Exercise :: Filter the entries that follow, copying every line in which the word "this" appears.

Task input ::

>> BEGIN

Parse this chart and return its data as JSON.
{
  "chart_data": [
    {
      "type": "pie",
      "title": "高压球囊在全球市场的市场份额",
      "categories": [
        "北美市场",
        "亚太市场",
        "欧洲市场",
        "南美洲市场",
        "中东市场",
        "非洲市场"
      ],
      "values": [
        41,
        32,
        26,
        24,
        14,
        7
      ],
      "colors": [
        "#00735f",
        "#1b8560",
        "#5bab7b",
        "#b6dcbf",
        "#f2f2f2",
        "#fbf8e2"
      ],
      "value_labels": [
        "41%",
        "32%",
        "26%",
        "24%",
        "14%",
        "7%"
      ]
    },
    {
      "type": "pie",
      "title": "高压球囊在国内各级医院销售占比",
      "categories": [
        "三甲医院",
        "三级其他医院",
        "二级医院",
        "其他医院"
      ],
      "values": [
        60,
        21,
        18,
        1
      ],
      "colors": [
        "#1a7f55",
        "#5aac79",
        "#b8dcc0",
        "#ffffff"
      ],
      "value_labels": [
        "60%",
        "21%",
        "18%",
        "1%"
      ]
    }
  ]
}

>> END
>> BEGIN

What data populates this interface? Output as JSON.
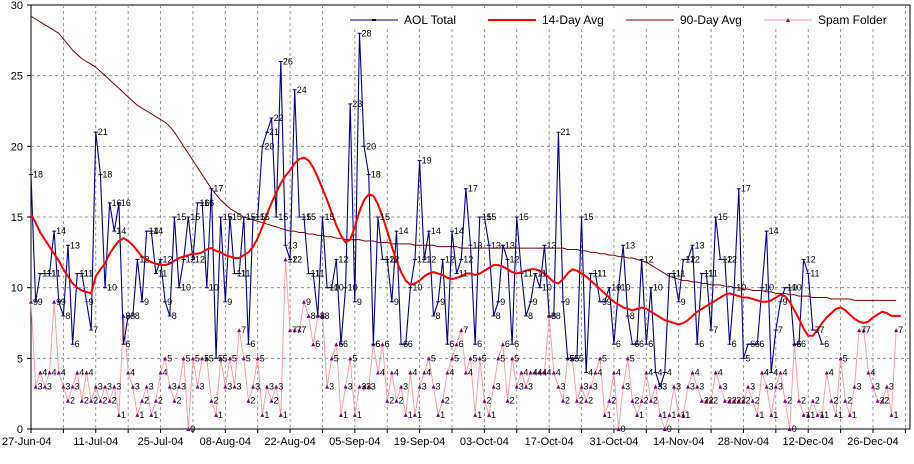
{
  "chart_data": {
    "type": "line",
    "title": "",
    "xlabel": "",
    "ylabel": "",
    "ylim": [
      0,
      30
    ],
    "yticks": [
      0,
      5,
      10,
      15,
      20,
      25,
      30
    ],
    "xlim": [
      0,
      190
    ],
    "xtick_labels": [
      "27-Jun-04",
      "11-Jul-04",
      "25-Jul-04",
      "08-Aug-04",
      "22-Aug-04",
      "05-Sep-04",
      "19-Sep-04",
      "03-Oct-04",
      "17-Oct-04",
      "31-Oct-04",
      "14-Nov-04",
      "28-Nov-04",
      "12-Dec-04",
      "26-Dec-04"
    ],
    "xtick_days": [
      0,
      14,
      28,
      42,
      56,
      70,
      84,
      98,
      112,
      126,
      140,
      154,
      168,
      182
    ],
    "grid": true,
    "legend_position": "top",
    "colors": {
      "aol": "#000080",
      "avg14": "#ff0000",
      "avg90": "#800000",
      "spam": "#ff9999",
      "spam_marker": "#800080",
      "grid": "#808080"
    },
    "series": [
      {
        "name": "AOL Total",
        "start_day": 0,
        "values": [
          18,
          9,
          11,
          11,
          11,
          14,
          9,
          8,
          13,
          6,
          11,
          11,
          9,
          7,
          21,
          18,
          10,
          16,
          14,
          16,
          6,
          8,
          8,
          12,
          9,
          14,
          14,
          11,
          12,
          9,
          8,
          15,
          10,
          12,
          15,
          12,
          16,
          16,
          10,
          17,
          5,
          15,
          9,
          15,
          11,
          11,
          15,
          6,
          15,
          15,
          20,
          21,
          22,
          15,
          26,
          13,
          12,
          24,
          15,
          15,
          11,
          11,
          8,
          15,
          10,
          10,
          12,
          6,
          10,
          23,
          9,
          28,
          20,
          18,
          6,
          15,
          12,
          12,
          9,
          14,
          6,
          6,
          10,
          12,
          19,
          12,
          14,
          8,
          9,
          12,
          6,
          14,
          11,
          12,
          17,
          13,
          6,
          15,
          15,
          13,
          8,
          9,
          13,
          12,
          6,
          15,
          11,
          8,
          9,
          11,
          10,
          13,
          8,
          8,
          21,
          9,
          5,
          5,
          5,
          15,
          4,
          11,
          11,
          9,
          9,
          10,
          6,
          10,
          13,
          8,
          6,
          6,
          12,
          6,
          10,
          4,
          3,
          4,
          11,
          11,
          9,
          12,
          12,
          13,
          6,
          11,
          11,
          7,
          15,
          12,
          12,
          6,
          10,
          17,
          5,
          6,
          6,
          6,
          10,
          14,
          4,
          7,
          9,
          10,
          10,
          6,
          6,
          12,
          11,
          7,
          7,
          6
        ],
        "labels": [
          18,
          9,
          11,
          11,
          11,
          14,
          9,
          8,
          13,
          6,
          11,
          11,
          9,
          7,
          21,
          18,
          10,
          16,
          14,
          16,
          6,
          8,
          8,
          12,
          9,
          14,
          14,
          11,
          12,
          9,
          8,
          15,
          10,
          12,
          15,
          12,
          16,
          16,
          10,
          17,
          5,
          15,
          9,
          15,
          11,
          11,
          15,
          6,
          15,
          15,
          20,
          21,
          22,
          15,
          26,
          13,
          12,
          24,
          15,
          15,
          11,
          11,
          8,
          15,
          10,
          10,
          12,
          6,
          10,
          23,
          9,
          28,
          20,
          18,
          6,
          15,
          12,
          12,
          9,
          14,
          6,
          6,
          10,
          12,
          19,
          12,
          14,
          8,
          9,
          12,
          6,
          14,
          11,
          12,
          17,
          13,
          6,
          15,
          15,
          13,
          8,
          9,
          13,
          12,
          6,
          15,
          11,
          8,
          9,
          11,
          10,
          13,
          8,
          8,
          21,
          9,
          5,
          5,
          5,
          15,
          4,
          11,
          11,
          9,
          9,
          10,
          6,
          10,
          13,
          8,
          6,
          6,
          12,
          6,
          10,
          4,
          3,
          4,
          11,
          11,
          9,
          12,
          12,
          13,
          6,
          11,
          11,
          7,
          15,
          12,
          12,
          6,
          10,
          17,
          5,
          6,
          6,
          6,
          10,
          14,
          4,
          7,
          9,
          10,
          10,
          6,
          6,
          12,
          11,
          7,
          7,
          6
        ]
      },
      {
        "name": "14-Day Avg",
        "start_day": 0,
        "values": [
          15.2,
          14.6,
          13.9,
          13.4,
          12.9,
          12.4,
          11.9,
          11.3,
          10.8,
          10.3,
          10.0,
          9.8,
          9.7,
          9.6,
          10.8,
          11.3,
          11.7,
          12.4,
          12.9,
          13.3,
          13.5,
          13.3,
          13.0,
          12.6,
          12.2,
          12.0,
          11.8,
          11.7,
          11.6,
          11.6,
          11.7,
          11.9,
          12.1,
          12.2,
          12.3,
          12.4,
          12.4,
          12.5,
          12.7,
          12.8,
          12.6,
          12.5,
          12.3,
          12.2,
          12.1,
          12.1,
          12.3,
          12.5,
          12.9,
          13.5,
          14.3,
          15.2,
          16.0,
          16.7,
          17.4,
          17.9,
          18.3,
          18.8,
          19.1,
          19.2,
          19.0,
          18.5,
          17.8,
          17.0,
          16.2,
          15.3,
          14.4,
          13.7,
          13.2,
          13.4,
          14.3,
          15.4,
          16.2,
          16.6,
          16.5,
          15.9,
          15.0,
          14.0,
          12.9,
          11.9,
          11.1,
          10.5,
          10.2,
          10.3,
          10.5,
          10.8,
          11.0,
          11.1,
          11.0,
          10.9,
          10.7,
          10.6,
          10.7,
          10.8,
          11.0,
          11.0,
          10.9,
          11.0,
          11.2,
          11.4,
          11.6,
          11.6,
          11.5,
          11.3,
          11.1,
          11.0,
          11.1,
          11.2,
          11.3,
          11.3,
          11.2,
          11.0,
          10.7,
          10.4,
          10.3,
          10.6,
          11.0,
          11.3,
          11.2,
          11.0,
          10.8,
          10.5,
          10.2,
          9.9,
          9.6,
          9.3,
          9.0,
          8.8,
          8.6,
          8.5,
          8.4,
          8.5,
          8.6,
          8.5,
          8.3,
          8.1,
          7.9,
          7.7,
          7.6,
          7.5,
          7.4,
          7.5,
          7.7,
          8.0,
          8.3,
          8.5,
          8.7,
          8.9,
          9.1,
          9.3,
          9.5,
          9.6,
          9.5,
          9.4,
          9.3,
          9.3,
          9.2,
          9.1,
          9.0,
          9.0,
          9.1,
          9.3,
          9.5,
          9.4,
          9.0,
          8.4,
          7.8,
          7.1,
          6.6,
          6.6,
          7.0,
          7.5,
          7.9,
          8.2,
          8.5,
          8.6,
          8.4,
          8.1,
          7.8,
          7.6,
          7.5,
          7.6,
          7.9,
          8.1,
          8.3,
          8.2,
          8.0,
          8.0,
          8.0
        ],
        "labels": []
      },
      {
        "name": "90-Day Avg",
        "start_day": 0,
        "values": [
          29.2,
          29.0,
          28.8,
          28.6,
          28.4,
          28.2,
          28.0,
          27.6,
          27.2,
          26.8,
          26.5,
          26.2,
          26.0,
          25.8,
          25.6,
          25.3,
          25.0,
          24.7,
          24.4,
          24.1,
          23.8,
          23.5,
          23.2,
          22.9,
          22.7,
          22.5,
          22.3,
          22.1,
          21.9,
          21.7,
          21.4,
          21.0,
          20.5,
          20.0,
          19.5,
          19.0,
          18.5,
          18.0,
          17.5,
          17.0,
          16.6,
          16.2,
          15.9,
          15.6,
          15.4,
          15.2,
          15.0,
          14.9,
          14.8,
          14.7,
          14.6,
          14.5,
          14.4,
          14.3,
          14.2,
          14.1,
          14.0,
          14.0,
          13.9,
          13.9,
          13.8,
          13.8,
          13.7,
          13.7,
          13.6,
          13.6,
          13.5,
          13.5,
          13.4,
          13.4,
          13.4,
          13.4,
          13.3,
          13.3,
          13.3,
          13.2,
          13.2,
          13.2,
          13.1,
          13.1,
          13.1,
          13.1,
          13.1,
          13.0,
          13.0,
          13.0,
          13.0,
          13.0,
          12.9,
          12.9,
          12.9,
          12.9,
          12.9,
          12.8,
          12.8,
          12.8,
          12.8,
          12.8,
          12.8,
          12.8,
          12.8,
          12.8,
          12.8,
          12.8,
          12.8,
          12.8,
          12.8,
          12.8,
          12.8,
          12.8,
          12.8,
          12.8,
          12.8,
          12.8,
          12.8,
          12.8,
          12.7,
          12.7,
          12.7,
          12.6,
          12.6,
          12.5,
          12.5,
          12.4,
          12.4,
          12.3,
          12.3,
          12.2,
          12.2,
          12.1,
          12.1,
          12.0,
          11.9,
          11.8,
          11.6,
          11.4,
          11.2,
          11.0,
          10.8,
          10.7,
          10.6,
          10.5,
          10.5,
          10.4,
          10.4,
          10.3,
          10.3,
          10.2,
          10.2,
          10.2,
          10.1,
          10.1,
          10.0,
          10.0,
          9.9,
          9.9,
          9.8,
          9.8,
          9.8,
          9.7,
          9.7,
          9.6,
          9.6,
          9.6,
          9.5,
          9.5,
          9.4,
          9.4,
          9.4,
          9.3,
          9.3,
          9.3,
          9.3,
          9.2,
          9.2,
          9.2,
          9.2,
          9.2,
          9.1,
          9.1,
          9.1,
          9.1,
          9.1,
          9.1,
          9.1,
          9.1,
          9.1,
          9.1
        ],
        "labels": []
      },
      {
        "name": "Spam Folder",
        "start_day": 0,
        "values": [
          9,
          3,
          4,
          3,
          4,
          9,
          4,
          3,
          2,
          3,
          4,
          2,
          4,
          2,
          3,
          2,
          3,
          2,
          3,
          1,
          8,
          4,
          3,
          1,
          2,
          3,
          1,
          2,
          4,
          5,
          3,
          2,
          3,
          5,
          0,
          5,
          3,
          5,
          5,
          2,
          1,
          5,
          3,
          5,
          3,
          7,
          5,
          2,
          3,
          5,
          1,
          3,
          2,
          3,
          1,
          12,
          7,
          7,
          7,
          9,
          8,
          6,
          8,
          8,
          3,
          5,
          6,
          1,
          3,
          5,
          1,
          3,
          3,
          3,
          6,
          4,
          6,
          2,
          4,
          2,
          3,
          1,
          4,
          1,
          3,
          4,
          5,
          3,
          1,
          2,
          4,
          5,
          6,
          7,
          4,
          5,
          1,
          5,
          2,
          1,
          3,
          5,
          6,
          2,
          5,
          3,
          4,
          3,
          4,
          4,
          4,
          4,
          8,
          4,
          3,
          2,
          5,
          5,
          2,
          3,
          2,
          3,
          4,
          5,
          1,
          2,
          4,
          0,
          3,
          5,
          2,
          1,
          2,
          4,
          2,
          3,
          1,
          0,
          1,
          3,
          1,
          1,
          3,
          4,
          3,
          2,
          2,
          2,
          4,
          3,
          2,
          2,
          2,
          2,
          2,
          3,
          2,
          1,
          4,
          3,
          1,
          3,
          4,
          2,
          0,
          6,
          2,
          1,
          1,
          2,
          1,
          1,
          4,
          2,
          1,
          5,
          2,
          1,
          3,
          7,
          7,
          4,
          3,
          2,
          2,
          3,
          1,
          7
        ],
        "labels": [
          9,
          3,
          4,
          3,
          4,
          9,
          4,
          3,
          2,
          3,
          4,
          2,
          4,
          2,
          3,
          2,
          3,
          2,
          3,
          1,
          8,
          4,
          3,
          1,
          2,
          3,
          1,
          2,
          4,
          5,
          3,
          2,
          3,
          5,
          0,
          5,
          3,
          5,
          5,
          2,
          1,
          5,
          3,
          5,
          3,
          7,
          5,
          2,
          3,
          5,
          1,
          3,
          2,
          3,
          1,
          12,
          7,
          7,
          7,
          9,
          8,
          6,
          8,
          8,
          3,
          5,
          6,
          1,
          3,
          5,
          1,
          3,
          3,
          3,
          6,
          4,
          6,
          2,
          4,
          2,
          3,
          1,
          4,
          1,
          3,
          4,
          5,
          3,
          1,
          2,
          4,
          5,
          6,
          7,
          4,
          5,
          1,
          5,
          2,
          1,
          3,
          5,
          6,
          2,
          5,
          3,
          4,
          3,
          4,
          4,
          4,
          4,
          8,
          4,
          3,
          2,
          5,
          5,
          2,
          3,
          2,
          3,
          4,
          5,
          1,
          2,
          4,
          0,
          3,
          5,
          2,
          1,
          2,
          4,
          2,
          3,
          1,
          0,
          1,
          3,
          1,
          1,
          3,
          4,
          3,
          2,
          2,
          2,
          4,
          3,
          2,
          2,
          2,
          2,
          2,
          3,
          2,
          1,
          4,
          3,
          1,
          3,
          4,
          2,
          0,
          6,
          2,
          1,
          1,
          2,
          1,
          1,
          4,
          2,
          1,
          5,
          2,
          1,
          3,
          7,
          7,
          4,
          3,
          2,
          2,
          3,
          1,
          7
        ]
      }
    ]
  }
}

>> END

Answer to the problem ::
Parse this chart and return its data as JSON.
What data populates this interface? Output as JSON.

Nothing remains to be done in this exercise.